- _Task to carry out_:
Reproduce each line that includes the word "Ἄργος".

### Record excerpts ###

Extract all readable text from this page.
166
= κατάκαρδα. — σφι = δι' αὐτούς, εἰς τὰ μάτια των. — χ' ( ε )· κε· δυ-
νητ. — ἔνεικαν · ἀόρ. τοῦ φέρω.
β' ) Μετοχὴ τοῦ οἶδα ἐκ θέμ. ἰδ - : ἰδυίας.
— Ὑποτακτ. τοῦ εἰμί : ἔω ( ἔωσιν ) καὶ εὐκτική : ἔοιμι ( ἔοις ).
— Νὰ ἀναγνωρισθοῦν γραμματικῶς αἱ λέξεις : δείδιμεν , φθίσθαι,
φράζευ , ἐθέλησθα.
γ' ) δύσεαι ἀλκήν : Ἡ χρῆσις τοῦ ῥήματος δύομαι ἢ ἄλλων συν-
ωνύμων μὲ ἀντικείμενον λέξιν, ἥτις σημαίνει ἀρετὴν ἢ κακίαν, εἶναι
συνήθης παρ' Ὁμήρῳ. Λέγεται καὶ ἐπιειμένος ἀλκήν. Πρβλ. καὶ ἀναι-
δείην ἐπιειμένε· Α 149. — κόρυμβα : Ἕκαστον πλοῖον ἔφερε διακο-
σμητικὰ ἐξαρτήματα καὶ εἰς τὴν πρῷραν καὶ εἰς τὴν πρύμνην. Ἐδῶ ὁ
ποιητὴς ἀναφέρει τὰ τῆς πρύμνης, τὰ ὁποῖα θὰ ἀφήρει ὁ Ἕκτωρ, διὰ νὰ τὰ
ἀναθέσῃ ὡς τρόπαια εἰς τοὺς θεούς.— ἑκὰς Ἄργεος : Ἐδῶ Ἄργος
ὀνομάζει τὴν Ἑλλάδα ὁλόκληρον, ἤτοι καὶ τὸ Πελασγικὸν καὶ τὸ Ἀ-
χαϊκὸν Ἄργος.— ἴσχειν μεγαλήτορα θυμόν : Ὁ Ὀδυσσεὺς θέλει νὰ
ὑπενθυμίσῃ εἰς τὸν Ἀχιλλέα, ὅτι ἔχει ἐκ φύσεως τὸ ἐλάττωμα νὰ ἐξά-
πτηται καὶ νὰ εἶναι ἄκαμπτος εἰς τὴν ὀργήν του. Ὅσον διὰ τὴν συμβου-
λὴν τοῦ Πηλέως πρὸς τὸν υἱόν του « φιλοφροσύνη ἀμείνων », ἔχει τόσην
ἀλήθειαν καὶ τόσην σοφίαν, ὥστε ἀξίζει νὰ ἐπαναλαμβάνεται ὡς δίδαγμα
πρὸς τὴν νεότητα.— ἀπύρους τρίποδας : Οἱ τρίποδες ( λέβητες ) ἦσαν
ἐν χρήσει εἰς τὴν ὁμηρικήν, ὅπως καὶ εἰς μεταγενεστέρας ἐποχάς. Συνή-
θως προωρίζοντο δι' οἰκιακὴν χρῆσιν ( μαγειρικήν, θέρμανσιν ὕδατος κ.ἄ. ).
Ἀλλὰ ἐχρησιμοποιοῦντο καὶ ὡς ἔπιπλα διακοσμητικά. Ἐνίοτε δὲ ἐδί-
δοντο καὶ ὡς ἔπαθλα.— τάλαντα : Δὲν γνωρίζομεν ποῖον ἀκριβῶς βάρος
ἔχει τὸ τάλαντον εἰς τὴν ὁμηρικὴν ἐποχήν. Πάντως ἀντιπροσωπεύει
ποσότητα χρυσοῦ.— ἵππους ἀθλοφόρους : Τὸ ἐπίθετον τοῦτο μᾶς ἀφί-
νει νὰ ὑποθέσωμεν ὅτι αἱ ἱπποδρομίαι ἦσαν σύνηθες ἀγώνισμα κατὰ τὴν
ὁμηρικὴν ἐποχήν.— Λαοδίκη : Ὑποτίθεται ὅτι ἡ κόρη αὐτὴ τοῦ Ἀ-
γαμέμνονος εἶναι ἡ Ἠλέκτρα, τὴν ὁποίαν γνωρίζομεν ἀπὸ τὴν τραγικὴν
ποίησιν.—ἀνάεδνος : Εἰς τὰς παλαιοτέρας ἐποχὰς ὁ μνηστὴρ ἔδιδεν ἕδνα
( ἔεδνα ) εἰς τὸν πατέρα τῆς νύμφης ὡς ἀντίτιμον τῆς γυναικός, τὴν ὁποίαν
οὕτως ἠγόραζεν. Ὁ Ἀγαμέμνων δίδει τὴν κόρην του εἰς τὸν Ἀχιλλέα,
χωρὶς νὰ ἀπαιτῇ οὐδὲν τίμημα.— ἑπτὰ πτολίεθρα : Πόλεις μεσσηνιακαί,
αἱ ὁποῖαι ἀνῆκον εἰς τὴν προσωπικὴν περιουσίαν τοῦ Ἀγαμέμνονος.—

###

- _Complete answer_:
ἀναθέσῃ ὡς τρόπαια εἰς τοὺς θεούς.— ἑκὰς Ἄργεος : Ἐδῶ Ἄργος
χαϊκὸν Ἄργος.— ἴσχειν μεγαλήτορα θυμόν : Ὁ Ὀδυσσεὺς θέλει νὰ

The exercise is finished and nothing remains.